**** Task input ****

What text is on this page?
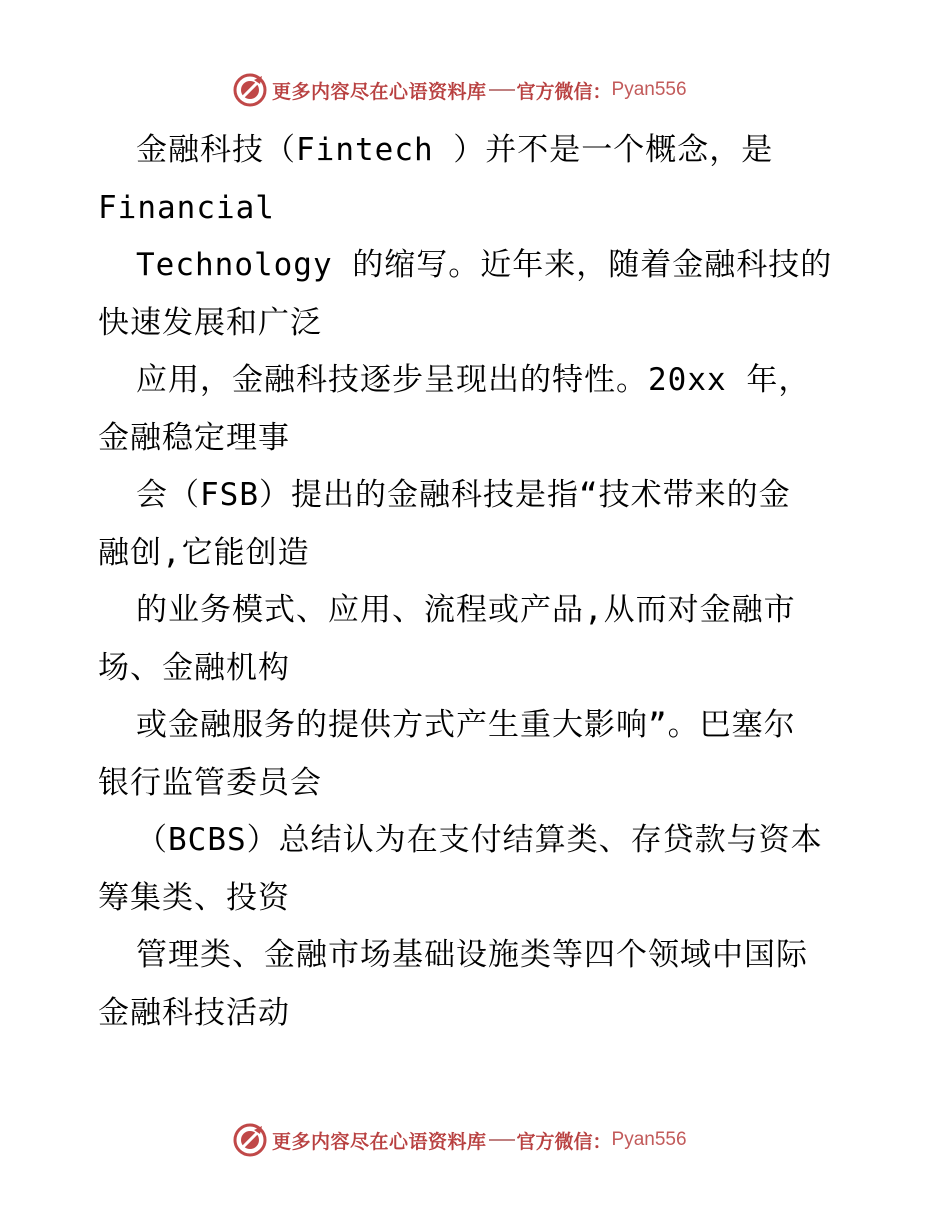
更多内容尽在心语资料库 官方微信： Pyan556
金融科技（Fintech ）并不是一个概念，是
Financial
Technology 的缩写。近年来，随着金融科技的
快速发展和广泛
应用，金融科技逐步呈现出的特性。20xx 年，
金融稳定理事
会（FSB）提出的金融科技是指“技术带来的金
融创,它能创造
的业务模式、应用、流程或产品,从而对金融市
场、金融机构
或金融服务的提供方式产生重大影响”。巴塞尔
银行监管委员会
（BCBS）总结认为在支付结算类、存贷款与资本
筹集类、投资
管理类、金融市场基础设施类等四个领域中国际
金融科技活动
更多内容尽在心语资料库 官方微信： Pyan556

****

> Written problem: Output every entry exactly as given; pictures are not part of the copy.

> Task response:
What text is on this page?
更多内容尽在心语资料库 官方微信： Pyan556
金融科技（Fintech ）并不是一个概念，是
Financial
Technology 的缩写。近年来，随着金融科技的
快速发展和广泛
应用，金融科技逐步呈现出的特性。20xx 年，
金融稳定理事
会（FSB）提出的金融科技是指“技术带来的金
融创,它能创造
的业务模式、应用、流程或产品,从而对金融市
场、金融机构
或金融服务的提供方式产生重大影响”。巴塞尔
银行监管委员会
（BCBS）总结认为在支付结算类、存贷款与资本
筹集类、投资
管理类、金融市场基础设施类等四个领域中国际
金融科技活动
更多内容尽在心语资料库 官方微信： Pyan556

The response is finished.